## Start
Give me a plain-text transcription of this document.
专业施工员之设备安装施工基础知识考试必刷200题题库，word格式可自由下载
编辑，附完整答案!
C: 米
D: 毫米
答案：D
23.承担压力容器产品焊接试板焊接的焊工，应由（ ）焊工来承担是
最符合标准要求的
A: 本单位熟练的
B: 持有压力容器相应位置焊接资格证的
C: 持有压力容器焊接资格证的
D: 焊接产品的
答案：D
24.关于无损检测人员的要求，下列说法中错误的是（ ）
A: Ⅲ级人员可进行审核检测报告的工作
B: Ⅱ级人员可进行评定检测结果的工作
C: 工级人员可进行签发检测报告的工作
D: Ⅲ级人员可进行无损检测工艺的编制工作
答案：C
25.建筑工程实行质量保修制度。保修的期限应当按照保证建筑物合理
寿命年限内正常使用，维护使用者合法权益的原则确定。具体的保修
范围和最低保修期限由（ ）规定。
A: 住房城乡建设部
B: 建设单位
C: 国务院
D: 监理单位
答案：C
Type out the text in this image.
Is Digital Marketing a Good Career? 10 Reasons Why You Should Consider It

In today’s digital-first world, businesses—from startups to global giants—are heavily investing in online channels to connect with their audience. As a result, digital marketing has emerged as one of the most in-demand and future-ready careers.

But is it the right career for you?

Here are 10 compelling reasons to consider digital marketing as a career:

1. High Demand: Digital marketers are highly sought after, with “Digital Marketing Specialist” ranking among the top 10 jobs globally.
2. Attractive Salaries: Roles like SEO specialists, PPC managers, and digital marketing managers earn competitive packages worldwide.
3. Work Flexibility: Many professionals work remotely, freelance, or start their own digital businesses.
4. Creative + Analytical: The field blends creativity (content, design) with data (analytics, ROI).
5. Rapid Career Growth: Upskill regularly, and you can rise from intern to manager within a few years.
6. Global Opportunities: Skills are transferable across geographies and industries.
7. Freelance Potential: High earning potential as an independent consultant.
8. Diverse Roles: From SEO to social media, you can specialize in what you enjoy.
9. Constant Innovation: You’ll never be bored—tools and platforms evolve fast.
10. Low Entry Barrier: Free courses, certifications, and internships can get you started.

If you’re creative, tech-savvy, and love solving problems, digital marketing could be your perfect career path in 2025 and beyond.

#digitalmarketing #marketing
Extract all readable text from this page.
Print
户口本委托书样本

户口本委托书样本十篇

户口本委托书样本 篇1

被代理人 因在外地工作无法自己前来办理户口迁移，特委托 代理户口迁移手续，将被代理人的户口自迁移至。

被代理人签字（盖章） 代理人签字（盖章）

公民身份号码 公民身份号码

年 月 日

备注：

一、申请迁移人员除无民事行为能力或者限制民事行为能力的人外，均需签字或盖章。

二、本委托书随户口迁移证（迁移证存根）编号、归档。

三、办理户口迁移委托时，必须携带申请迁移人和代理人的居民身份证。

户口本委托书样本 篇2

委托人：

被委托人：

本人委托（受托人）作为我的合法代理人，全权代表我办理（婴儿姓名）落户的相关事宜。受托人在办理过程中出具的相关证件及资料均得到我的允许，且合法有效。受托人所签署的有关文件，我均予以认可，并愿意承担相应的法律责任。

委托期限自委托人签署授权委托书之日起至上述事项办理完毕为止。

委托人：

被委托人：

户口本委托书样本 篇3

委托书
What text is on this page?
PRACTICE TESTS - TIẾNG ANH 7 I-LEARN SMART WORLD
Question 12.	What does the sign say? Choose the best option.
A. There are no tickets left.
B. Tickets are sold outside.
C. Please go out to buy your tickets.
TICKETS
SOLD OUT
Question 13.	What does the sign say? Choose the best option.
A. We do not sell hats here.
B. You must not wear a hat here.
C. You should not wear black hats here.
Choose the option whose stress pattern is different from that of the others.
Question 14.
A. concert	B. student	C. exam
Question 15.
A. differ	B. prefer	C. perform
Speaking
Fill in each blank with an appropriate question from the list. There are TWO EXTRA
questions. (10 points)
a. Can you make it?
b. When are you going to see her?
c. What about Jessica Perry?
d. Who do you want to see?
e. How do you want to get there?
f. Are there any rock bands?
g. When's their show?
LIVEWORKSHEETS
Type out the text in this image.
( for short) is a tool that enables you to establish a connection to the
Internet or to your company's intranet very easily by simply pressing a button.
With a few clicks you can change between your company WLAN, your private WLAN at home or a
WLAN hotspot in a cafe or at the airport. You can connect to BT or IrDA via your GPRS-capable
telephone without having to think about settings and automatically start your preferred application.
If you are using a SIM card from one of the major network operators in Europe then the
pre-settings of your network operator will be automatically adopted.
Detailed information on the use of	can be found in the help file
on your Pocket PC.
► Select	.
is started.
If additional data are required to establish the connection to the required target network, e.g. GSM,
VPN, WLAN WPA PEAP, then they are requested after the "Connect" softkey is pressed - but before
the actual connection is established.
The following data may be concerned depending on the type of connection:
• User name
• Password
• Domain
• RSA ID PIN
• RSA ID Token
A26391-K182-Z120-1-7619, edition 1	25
## End
§ Task instructions
Check each line above for the string "their" and show the ones that have it.

§ Final answer
In today’s digital-first world, businesses—from startups to global giants—are heavily investing in online channels to connect with their audience. As a result, digital marketing has emerged as one of the most in-demand and future-ready careers.
3. Work Flexibility: Many professionals work remotely, freelance, or start their own digital businesses.
g. When's their show?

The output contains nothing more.